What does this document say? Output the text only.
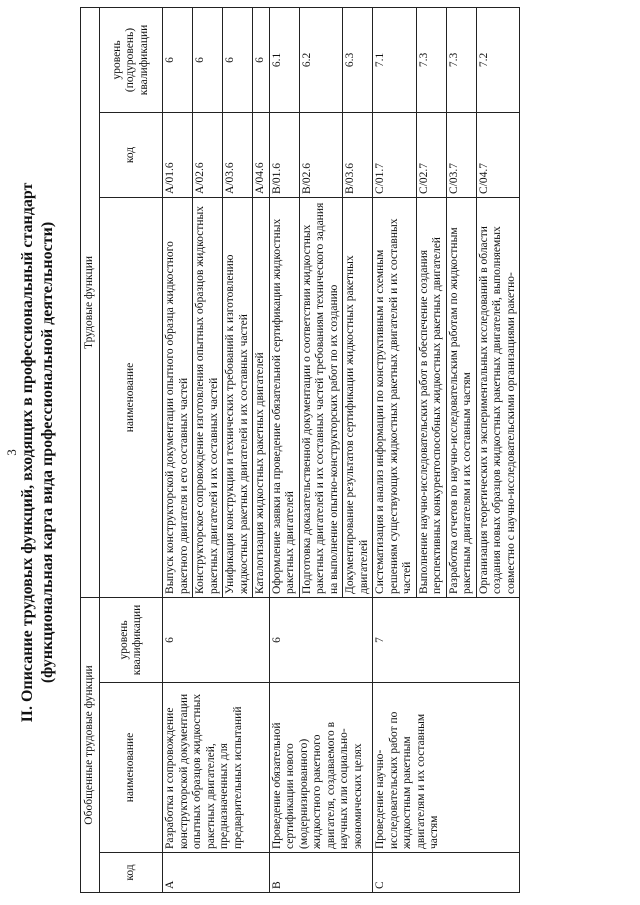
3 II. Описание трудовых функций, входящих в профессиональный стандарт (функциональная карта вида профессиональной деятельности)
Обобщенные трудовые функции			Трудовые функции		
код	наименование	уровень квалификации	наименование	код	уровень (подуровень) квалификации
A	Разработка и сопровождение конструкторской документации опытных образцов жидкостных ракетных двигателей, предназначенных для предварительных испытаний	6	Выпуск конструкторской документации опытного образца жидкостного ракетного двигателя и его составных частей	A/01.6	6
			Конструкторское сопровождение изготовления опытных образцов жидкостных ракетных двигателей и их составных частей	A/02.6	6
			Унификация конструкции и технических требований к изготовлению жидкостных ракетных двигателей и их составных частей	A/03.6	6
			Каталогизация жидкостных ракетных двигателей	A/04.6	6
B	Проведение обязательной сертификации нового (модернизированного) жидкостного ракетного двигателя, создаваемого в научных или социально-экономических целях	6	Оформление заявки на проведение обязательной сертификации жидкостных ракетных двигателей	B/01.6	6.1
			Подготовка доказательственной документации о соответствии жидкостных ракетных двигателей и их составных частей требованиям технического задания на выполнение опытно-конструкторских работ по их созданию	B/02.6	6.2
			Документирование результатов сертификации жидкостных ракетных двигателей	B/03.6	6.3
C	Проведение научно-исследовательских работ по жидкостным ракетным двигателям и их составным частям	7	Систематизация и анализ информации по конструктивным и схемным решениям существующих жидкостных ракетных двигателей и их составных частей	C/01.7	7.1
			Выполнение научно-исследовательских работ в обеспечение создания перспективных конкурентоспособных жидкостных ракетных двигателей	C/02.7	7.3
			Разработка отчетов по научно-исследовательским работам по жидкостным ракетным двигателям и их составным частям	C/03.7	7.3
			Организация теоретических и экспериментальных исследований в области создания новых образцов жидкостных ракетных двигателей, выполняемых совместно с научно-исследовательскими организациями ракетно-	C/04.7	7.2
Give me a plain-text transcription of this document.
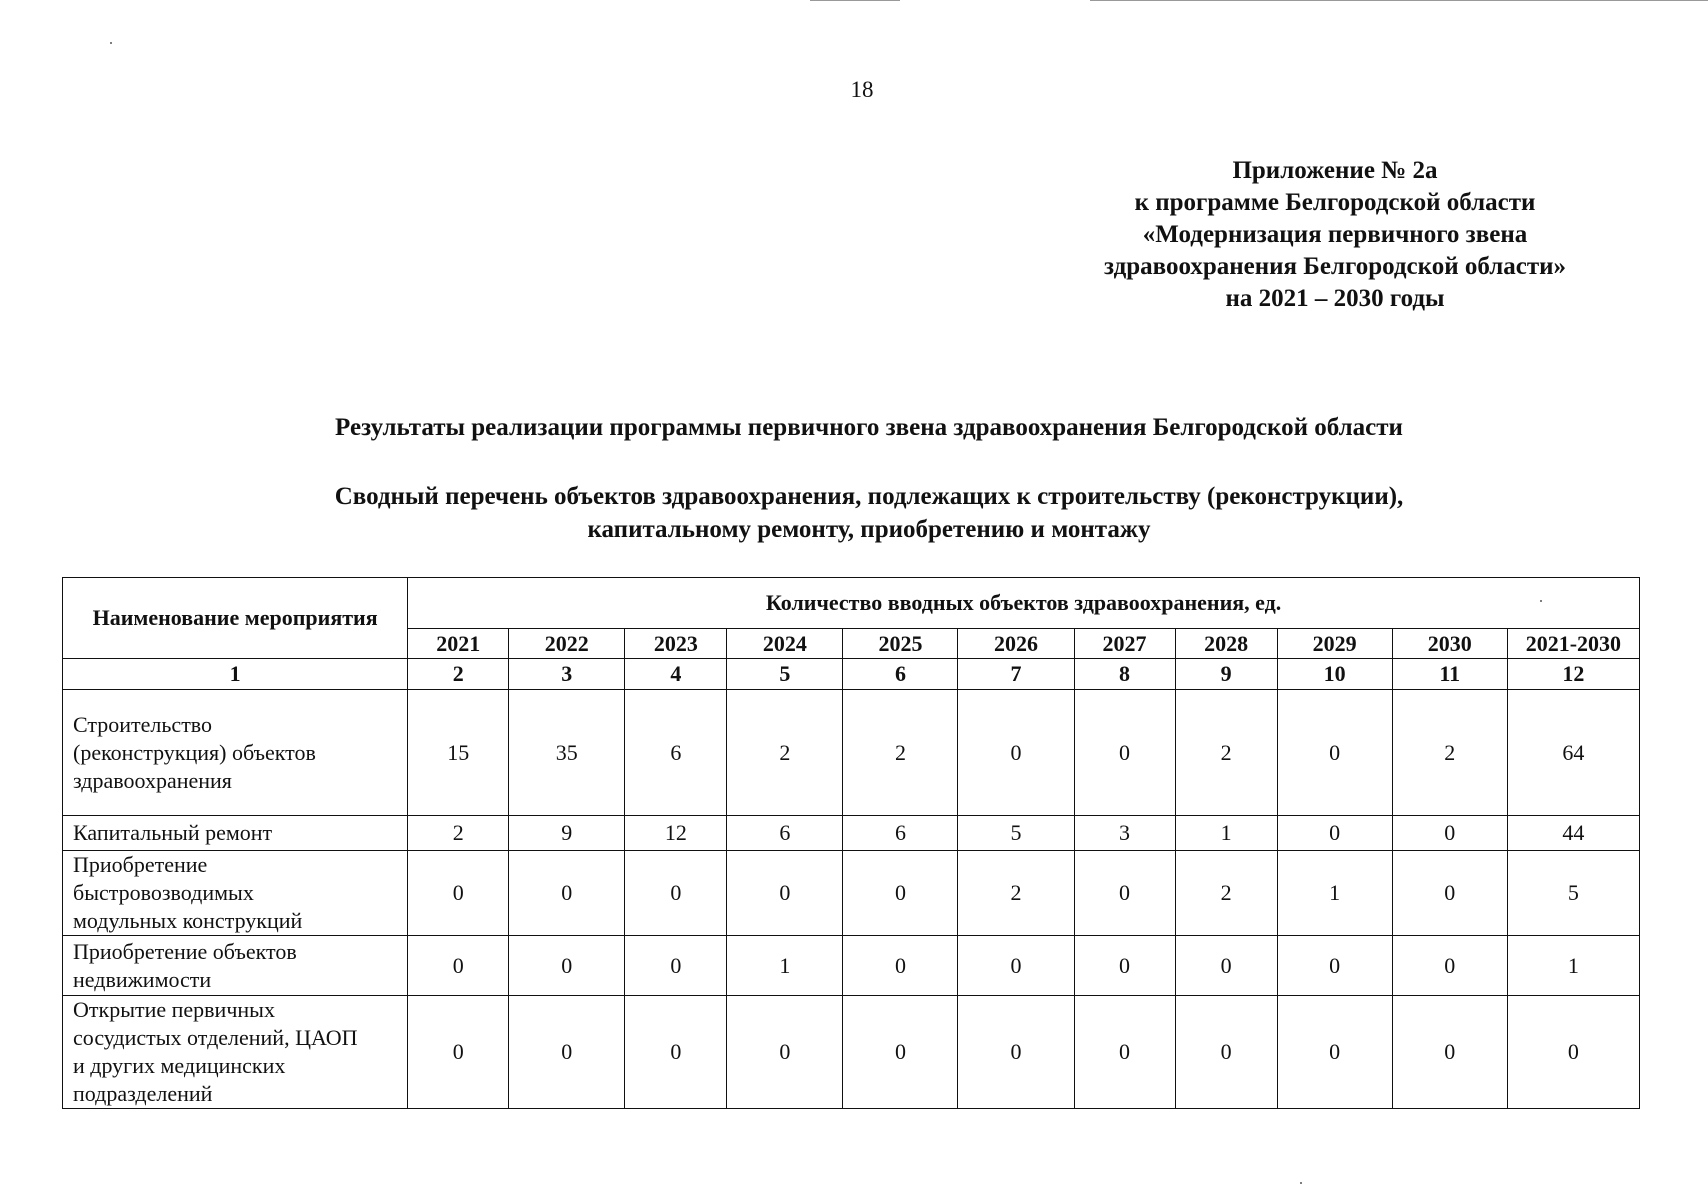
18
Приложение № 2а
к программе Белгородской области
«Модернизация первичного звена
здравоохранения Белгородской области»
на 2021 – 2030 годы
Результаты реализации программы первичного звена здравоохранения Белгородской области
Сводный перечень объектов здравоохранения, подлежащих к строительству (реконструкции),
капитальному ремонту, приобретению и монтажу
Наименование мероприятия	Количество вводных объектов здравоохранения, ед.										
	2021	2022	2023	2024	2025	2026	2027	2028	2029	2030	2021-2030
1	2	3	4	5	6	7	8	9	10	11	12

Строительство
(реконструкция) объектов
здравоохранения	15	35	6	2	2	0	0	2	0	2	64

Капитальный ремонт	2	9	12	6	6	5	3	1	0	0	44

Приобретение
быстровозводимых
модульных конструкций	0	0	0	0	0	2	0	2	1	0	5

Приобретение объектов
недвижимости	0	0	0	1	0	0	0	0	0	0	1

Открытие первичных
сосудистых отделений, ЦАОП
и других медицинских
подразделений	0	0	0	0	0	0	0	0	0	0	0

* * *

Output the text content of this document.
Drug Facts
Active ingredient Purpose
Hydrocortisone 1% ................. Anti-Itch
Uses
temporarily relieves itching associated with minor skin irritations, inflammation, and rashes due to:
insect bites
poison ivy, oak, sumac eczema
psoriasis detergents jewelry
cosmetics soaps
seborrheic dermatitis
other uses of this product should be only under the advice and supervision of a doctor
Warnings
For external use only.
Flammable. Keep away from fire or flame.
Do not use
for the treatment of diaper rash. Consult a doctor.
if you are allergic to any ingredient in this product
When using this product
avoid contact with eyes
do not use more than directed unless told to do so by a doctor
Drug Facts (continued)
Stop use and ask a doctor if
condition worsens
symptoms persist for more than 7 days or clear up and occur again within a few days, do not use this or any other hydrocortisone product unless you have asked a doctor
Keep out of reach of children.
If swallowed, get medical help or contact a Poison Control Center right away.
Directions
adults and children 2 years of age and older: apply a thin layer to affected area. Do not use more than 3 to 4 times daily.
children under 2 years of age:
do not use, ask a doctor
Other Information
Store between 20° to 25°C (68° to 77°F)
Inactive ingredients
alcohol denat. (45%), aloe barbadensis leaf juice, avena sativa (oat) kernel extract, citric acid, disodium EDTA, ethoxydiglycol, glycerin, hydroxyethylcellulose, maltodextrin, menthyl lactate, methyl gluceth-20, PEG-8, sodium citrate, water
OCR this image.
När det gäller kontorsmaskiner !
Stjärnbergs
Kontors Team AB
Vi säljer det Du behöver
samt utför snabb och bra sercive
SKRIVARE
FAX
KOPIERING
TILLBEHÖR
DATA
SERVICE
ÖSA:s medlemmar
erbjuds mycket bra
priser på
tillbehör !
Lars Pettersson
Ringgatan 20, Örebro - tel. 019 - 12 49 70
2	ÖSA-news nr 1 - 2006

...

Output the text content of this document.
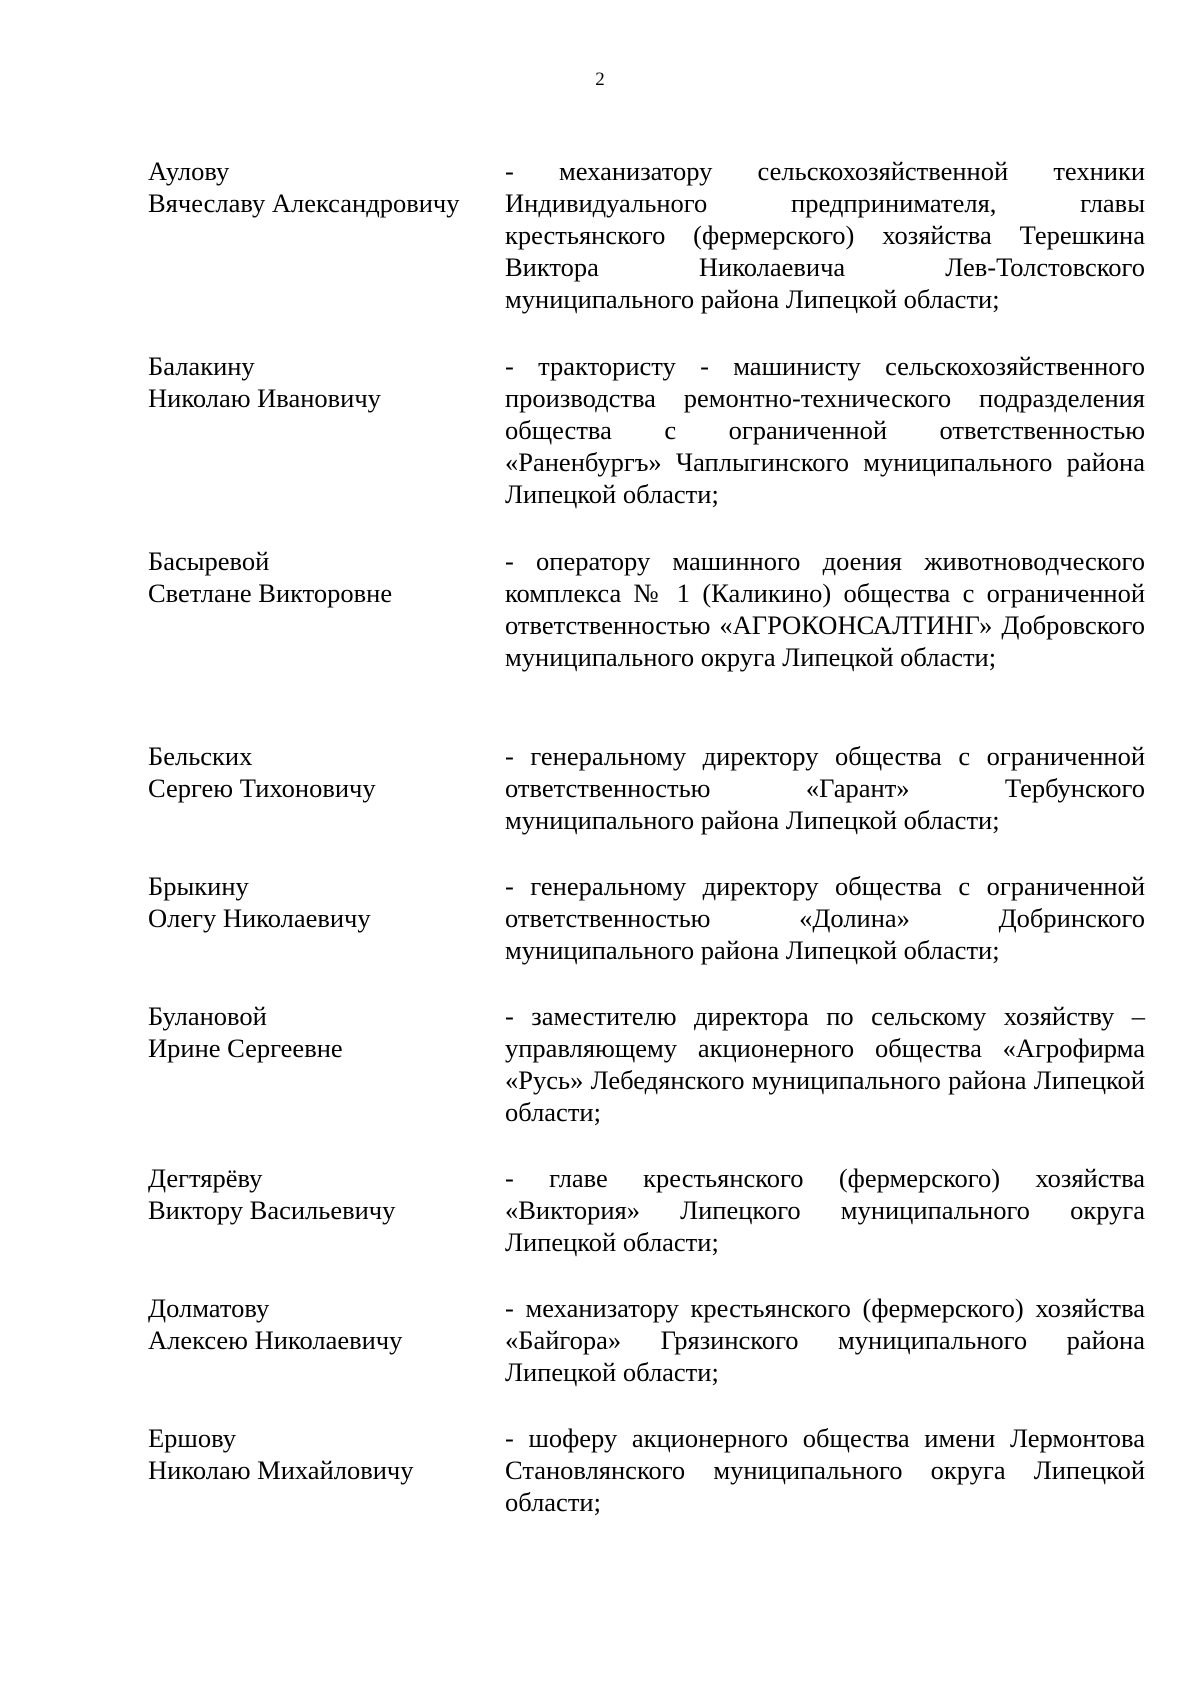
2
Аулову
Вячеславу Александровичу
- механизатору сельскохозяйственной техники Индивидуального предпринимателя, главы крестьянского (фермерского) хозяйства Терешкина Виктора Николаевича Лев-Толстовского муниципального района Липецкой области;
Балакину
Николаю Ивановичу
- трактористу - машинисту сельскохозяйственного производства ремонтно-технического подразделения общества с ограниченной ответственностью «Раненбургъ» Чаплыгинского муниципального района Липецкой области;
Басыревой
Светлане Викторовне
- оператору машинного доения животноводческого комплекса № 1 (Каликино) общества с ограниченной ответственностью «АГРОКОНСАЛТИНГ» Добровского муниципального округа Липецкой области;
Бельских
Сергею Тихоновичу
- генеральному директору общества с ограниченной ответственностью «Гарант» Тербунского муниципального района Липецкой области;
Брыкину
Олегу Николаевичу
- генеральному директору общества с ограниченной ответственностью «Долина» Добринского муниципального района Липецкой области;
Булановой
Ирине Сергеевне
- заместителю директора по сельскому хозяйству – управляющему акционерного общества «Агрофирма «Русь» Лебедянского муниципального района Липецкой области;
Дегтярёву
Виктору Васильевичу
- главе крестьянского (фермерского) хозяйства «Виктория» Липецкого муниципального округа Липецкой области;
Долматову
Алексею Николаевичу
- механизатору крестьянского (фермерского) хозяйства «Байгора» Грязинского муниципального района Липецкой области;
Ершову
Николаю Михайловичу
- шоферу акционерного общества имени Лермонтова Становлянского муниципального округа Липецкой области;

▶ **DIRECTION**
Search the data for the string "contact". List each line that has it.

▶ **WRITTEN ANSWER**
avoid contact with eyes
If swallowed, get medical help or contact a Poison Control Center right away.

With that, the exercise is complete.